# START OF RECORDS FOR THIS EXERCISE

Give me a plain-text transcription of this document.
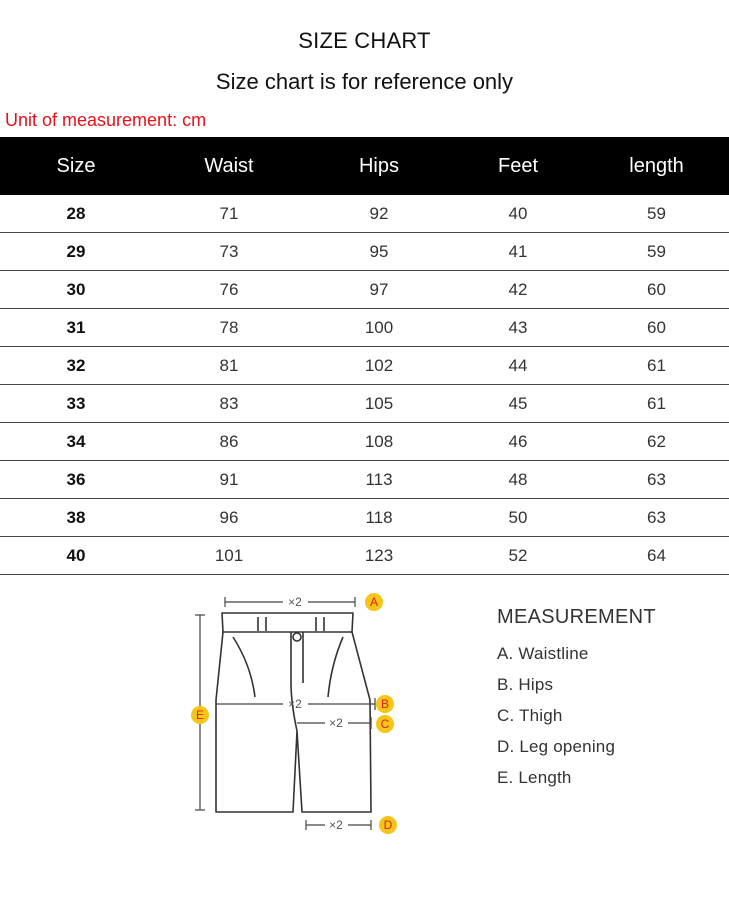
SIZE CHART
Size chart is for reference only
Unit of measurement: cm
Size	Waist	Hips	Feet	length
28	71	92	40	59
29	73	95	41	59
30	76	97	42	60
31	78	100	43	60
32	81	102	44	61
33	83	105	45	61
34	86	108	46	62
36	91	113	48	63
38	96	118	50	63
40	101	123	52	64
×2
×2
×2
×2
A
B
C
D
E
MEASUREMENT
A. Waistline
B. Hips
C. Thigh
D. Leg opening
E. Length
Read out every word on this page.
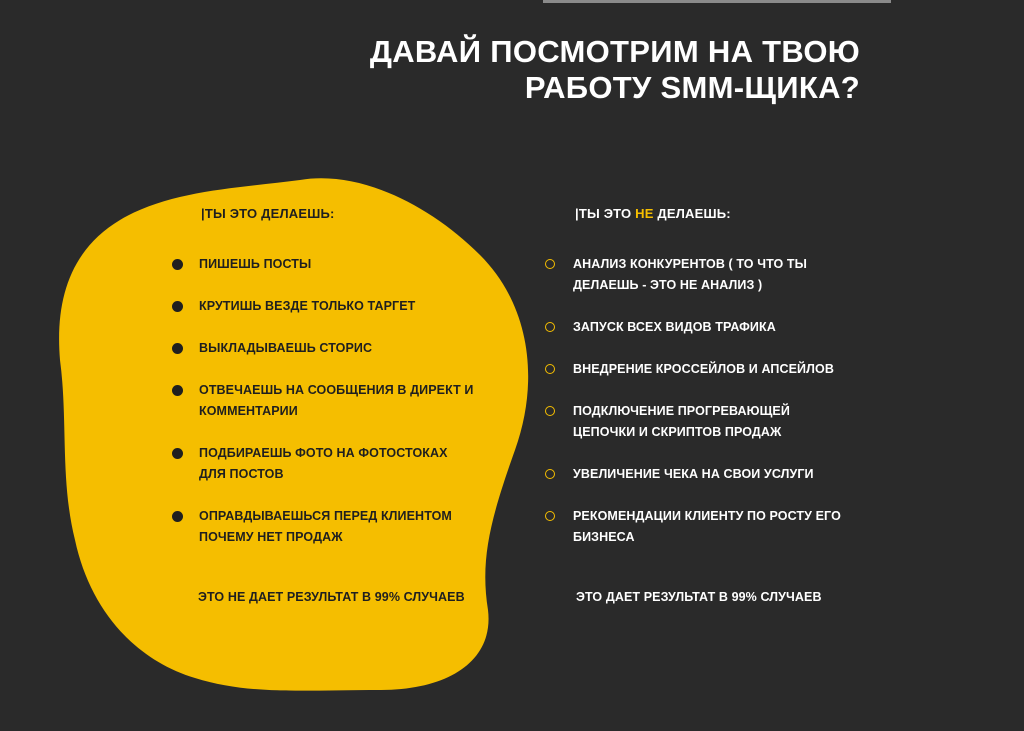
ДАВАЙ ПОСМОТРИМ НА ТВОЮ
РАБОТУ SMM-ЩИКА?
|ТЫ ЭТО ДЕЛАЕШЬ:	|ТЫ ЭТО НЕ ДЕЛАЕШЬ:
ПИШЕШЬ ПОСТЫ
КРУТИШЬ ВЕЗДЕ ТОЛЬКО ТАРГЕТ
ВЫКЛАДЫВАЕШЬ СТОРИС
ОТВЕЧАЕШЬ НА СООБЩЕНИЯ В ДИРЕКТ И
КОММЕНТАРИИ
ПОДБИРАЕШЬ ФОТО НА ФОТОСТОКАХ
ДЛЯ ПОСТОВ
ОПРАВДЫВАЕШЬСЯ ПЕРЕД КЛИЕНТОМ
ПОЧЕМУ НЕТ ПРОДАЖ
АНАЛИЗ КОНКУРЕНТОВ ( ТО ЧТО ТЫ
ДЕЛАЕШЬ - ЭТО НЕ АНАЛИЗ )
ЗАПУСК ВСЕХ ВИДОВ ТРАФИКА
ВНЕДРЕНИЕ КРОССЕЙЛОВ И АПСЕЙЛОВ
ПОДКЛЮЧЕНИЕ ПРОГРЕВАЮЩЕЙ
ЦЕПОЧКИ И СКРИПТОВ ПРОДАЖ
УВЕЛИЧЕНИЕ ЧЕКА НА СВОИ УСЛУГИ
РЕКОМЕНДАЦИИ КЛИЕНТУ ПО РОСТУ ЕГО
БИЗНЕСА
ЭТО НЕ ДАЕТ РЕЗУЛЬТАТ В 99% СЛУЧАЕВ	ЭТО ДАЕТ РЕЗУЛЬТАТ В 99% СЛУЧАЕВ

# END OF RECORDS FOR THIS EXERCISE

## STATED GOAL
From the listing above, collect every line that mentions the word "АНАЛИЗ".

## FINAL RESULT
АНАЛИЗ КОНКУРЕНТОВ ( ТО ЧТО ТЫ
ДЕЛАЕШЬ - ЭТО НЕ АНАЛИЗ )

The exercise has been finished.